*To do*:
Each entry below should be reproduced character for character.

*Data excerpts*:
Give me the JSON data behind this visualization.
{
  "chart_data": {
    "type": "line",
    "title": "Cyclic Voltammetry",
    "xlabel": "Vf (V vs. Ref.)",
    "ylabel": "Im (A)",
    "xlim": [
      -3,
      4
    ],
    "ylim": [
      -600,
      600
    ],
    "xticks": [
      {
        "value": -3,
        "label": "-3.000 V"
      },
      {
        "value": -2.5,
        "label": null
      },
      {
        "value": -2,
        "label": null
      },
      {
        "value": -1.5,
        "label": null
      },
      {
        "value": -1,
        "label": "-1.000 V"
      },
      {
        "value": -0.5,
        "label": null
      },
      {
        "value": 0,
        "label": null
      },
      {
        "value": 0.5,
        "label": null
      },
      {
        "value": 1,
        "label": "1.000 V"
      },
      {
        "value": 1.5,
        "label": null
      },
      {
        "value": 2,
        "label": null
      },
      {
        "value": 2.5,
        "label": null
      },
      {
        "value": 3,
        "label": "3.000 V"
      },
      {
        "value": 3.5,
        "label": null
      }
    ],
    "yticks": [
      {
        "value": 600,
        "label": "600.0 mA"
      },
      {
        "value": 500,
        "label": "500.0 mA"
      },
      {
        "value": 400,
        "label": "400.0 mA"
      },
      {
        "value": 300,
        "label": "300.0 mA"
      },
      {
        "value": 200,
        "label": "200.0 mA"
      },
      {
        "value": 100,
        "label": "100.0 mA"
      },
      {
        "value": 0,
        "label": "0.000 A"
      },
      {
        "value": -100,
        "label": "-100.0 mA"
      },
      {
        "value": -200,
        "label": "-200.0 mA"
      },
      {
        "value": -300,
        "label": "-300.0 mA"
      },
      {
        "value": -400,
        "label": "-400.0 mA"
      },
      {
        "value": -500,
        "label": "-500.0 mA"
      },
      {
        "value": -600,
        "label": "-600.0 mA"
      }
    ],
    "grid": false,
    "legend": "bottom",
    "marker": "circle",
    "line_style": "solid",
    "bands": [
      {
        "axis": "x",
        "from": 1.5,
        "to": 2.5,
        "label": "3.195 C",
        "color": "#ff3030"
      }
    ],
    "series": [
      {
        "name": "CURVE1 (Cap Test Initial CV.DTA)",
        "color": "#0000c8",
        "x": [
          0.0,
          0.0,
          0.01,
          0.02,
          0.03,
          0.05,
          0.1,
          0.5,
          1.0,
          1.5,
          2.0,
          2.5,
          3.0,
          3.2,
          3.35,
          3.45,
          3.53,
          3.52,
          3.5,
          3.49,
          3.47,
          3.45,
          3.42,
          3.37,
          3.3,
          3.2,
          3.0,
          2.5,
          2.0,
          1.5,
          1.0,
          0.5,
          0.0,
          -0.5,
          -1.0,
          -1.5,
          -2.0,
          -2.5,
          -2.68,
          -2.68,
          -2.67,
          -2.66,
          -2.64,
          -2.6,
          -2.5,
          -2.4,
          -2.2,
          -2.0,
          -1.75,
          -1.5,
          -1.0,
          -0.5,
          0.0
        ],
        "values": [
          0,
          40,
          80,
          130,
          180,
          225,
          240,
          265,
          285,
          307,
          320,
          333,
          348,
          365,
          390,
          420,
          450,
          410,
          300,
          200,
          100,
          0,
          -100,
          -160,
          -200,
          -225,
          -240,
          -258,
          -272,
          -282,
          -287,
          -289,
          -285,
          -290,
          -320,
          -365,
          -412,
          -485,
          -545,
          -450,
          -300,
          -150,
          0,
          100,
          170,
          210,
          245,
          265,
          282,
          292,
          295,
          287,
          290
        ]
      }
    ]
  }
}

*Solution for this task*:
Give me the JSON data behind this visualization.
{
  "chart_data": {
    "type": "line",
    "title": "Cyclic Voltammetry",
    "xlabel": "Vf (V vs. Ref.)",
    "ylabel": "Im (A)",
    "xlim": [
      -3,
      4
    ],
    "ylim": [
      -600,
      600
    ],
    "xticks": [
      {
        "value": -3,
        "label": "-3.000 V"
      },
      {
        "value": -2.5,
        "label": null
      },
      {
        "value": -2,
        "label": null
      },
      {
        "value": -1.5,
        "label": null
      },
      {
        "value": -1,
        "label": "-1.000 V"
      },
      {
        "value": -0.5,
        "label": null
      },
      {
        "value": 0,
        "label": null
      },
      {
        "value": 0.5,
        "label": null
      },
      {
        "value": 1,
        "label": "1.000 V"
      },
      {
        "value": 1.5,
        "label": null
      },
      {
        "value": 2,
        "label": null
      },
      {
        "value": 2.5,
        "label": null
      },
      {
        "value": 3,
        "label": "3.000 V"
      },
      {
        "value": 3.5,
        "label": null
      }
    ],
    "yticks": [
      {
        "value": 600,
        "label": "600.0 mA"
      },
      {
        "value": 500,
        "label": "500.0 mA"
      },
      {
        "value": 400,
        "label": "400.0 mA"
      },
      {
        "value": 300,
        "label": "300.0 mA"
      },
      {
        "value": 200,
        "label": "200.0 mA"
      },
      {
        "value": 100,
        "label": "100.0 mA"
      },
      {
        "value": 0,
        "label": "0.000 A"
      },
      {
        "value": -100,
        "label": "-100.0 mA"
      },
      {
        "value": -200,
        "label": "-200.0 mA"
      },
      {
        "value": -300,
        "label": "-300.0 mA"
      },
      {
        "value": -400,
        "label": "-400.0 mA"
      },
      {
        "value": -500,
        "label": "-500.0 mA"
      },
      {
        "value": -600,
        "label": "-600.0 mA"
      }
    ],
    "grid": false,
    "legend": "bottom",
    "marker": "circle",
    "line_style": "solid",
    "bands": [
      {
        "axis": "x",
        "from": 1.5,
        "to": 2.5,
        "label": "3.195 C",
        "color": "#ff3030"
      }
    ],
    "series": [
      {
        "name": "CURVE1 (Cap Test Initial CV.DTA)",
        "color": "#0000c8",
        "x": [
          0.0,
          0.0,
          0.01,
          0.02,
          0.03,
          0.05,
          0.1,
          0.5,
          1.0,
          1.5,
          2.0,
          2.5,
          3.0,
          3.2,
          3.35,
          3.45,
          3.53,
          3.52,
          3.5,
          3.49,
          3.47,
          3.45,
          3.42,
          3.37,
          3.3,
          3.2,
          3.0,
          2.5,
          2.0,
          1.5,
          1.0,
          0.5,
          0.0,
          -0.5,
          -1.0,
          -1.5,
          -2.0,
          -2.5,
          -2.68,
          -2.68,
          -2.67,
          -2.66,
          -2.64,
          -2.6,
          -2.5,
          -2.4,
          -2.2,
          -2.0,
          -1.75,
          -1.5,
          -1.0,
          -0.5,
          0.0
        ],
        "values": [
          0,
          40,
          80,
          130,
          180,
          225,
          240,
          265,
          285,
          307,
          320,
          333,
          348,
          365,
          390,
          420,
          450,
          410,
          300,
          200,
          100,
          0,
          -100,
          -160,
          -200,
          -225,
          -240,
          -258,
          -272,
          -282,
          -287,
          -289,
          -285,
          -290,
          -320,
          -365,
          -412,
          -485,
          -545,
          -450,
          -300,
          -150,
          0,
          100,
          170,
          210,
          245,
          265,
          282,
          292,
          295,
          287,
          290
        ]
      }
    ]
  }
}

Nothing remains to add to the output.